■ **SUPPLIED RECORDS**
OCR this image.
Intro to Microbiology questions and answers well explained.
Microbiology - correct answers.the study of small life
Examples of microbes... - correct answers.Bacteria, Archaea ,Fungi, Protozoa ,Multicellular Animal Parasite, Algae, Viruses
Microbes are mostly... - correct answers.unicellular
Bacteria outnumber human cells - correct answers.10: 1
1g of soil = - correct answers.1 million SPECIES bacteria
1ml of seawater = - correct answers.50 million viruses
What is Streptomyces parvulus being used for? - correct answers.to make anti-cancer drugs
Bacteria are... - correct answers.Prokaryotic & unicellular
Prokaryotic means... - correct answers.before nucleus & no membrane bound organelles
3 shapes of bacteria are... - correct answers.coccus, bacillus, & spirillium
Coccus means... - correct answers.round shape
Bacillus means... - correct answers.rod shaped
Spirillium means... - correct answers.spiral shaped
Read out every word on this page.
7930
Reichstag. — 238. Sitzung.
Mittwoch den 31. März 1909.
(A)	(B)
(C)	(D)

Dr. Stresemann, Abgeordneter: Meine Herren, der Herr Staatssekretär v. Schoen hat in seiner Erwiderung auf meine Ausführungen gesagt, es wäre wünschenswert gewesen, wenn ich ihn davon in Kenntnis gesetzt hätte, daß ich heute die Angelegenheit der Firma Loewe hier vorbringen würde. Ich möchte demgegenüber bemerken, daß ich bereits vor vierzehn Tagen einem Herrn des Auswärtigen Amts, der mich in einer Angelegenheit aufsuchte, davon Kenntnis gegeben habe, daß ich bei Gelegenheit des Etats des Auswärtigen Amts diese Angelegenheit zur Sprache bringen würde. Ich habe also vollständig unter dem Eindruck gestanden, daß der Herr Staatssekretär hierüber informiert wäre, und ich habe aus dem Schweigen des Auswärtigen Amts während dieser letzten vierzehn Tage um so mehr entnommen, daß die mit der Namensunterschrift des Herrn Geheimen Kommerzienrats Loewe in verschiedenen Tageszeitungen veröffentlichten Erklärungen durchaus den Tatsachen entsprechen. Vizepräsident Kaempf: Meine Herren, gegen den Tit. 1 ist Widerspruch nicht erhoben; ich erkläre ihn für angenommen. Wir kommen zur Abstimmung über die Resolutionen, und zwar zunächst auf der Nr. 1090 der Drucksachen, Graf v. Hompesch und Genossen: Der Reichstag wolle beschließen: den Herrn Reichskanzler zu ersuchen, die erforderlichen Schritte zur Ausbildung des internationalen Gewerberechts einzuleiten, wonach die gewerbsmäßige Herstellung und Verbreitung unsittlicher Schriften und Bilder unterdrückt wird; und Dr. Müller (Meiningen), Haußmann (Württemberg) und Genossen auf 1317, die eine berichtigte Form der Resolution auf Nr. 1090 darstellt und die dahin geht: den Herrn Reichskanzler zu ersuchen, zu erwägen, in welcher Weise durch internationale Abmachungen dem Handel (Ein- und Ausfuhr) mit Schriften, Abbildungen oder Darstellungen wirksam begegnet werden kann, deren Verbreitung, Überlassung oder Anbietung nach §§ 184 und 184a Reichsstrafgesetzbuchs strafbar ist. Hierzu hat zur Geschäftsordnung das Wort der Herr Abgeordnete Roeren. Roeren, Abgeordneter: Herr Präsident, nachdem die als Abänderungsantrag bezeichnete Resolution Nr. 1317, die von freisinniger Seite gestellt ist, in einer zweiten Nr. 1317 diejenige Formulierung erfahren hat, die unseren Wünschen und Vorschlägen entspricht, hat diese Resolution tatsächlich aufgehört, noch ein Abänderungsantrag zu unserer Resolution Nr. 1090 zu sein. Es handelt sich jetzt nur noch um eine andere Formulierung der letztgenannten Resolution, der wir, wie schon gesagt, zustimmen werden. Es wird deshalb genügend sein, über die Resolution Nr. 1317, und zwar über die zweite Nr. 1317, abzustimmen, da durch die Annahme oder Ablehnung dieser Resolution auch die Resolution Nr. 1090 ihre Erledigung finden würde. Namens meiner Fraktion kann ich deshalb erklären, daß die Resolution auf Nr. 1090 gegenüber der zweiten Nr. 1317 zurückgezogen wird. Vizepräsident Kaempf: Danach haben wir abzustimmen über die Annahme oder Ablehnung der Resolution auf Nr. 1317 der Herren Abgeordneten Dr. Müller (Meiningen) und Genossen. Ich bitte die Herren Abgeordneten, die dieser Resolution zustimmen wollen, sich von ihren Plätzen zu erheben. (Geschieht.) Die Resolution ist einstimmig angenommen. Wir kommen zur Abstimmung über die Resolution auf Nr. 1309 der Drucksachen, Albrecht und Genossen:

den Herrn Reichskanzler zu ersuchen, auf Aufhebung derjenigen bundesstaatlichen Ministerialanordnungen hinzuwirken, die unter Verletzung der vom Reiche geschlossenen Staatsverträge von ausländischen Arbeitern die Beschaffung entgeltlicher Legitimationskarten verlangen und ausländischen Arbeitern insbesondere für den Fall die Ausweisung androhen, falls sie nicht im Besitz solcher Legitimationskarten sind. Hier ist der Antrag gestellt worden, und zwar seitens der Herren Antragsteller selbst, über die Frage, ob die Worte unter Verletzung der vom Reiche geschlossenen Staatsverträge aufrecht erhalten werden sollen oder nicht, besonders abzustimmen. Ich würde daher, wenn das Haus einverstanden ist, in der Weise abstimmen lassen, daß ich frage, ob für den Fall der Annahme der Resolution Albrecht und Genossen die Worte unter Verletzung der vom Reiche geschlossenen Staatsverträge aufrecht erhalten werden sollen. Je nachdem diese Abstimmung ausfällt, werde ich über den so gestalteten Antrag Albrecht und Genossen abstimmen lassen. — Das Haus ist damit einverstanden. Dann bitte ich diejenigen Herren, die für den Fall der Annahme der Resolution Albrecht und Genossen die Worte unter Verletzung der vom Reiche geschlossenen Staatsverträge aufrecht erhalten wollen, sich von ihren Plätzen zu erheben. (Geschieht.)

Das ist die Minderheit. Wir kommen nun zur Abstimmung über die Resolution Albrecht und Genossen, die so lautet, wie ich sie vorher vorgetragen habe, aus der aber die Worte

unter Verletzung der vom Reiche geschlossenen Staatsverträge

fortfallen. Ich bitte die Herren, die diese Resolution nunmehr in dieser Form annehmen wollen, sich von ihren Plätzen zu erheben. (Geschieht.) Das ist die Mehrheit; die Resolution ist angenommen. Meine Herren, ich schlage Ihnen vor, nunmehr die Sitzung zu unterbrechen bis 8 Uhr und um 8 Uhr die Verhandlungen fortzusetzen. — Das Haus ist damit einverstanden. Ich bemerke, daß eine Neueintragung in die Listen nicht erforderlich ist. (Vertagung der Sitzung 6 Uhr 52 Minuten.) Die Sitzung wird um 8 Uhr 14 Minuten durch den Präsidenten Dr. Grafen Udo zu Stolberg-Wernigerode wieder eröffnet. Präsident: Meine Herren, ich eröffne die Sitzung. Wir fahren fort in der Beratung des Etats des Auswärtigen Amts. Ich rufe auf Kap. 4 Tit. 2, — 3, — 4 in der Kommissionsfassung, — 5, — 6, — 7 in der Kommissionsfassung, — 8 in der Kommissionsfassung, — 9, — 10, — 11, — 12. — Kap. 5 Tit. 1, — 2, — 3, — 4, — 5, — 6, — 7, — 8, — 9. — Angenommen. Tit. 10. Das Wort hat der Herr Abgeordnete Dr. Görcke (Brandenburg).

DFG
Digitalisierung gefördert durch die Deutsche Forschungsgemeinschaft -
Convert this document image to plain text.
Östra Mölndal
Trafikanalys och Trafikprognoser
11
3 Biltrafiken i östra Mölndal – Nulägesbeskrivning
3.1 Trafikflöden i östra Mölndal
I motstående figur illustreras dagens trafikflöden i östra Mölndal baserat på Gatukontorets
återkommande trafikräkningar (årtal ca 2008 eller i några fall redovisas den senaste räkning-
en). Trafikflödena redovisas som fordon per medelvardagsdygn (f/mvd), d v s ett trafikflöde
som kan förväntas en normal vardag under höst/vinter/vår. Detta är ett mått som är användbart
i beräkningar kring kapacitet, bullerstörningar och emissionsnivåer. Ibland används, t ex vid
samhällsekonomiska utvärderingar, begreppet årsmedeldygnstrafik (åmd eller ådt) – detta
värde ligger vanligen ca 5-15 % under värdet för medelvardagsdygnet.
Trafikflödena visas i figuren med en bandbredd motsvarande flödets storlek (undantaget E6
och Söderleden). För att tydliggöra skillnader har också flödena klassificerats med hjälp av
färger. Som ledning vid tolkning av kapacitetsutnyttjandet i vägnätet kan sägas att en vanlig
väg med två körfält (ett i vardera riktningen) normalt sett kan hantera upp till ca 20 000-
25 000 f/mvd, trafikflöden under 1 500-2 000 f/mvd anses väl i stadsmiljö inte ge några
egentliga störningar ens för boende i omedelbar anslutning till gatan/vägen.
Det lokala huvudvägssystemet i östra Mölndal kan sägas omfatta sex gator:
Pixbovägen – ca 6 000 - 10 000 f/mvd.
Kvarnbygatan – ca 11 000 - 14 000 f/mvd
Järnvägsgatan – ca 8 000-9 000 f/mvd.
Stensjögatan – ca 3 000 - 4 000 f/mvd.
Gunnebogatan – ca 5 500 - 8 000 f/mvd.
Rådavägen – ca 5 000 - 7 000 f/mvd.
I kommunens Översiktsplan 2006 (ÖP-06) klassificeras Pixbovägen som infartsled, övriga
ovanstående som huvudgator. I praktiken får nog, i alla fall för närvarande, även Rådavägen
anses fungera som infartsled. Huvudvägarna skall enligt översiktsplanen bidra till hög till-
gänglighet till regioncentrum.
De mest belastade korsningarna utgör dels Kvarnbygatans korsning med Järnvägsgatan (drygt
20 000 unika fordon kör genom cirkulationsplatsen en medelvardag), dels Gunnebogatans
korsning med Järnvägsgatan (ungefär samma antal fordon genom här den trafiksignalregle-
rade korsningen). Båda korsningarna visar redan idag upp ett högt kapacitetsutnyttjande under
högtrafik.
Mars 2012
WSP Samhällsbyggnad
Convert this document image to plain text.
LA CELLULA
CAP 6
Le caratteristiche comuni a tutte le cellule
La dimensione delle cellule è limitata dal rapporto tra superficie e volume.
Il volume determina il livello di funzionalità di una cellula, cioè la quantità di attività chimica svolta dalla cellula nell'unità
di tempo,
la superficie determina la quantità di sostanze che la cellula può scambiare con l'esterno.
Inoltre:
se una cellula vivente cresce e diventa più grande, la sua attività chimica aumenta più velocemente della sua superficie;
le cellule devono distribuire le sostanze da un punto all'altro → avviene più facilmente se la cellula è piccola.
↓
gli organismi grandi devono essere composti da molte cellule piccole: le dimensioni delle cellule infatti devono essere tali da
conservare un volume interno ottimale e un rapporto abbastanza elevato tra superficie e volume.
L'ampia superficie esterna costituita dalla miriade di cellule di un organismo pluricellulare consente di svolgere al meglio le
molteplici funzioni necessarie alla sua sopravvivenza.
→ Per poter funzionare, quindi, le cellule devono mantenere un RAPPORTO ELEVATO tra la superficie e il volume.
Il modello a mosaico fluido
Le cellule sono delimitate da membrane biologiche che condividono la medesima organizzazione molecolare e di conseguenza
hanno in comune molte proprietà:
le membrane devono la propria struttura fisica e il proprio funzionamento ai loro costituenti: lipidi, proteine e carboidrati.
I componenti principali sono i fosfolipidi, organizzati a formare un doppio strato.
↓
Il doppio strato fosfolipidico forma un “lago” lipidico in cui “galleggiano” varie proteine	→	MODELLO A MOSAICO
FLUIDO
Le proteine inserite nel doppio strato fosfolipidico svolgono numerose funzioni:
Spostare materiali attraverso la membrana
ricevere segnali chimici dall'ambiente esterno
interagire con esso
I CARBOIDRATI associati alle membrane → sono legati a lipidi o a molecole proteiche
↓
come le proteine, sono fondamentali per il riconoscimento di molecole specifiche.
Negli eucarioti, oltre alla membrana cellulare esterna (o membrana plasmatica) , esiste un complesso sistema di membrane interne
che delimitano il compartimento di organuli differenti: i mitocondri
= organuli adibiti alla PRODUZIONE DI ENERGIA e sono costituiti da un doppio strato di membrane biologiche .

■ **EXERCISE REQUIREMENTS**
Give the number of lines in the material above that include the string "esterna", with no further text.

■ **RESPONSE TO THE EXERCISE**
2